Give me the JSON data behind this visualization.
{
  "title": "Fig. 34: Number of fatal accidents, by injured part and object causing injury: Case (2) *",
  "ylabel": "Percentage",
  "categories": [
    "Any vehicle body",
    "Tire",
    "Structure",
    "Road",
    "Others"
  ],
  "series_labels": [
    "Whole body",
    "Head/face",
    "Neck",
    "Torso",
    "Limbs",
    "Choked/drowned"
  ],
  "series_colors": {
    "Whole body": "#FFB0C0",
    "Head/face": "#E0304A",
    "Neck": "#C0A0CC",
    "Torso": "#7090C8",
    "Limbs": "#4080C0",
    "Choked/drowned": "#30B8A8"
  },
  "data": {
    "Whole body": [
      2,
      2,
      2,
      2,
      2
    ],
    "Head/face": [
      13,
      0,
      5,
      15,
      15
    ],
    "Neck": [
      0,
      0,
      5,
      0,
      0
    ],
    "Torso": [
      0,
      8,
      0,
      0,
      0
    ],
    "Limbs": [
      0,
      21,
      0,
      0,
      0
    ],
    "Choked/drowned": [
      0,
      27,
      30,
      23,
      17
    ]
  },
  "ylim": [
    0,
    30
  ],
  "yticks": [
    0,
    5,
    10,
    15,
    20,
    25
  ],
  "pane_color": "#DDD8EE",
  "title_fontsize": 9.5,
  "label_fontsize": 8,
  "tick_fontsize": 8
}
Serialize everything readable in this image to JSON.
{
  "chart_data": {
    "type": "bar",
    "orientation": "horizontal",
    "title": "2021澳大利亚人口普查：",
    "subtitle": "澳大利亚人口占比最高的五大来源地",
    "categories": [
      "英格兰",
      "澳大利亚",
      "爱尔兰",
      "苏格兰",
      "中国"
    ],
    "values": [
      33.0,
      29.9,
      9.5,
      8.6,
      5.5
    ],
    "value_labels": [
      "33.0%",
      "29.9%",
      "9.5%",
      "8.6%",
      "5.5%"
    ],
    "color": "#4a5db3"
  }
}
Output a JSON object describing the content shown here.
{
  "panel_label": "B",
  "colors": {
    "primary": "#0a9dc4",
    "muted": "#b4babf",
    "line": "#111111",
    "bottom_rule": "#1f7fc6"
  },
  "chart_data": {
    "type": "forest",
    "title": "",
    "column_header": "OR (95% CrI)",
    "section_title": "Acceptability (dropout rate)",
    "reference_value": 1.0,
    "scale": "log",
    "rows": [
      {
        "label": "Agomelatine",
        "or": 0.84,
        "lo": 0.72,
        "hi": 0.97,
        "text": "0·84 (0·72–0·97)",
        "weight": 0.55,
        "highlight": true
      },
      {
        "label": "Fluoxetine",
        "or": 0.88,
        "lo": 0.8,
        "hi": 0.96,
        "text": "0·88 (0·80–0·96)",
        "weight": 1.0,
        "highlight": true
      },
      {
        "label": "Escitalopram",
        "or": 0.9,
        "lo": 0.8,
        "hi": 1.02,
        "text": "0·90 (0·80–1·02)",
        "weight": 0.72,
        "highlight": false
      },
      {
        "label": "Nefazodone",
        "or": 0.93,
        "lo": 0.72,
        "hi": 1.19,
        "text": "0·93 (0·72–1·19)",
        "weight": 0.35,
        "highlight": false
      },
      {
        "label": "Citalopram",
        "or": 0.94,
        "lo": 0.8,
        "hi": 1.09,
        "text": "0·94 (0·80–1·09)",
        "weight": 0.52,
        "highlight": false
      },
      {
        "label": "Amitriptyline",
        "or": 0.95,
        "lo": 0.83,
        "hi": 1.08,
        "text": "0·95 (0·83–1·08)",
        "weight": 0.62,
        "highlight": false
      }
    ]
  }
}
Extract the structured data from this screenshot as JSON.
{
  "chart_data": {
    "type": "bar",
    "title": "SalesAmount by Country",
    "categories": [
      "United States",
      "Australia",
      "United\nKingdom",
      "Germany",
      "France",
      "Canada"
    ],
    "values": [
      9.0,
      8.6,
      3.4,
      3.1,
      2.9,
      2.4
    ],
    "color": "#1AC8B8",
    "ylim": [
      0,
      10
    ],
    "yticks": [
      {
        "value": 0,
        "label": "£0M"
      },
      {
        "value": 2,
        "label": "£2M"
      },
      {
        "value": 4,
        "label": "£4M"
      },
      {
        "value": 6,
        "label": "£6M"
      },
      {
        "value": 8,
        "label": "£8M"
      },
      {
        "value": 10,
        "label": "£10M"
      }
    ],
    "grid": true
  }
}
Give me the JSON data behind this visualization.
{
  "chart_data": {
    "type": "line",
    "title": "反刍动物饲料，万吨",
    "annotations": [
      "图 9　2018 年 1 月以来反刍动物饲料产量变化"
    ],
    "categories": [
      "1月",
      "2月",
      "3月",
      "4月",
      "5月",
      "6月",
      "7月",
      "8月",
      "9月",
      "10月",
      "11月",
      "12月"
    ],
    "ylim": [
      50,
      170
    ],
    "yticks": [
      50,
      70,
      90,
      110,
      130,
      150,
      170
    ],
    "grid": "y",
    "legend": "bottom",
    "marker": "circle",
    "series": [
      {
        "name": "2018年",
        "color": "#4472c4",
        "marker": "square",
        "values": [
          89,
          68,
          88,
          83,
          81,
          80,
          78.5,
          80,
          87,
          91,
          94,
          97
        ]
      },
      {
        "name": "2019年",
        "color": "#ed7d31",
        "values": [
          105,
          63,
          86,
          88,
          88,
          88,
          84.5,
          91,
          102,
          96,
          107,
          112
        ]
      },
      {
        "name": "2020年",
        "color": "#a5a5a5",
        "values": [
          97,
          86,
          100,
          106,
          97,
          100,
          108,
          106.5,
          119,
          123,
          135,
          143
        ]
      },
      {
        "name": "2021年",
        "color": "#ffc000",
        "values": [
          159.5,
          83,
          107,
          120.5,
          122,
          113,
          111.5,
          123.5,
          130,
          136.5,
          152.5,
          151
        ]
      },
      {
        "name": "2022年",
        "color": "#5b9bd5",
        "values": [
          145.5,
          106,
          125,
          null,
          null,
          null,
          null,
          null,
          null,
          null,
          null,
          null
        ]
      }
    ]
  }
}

- - -

▸ WHAT IS ASKED
Which lines hold the string "drowned"? List them all.

▸ FULL OUTPUT
    "Choked/drowned"
    "Choked/drowned": "#30B8A8"
    "Choked/drowned": [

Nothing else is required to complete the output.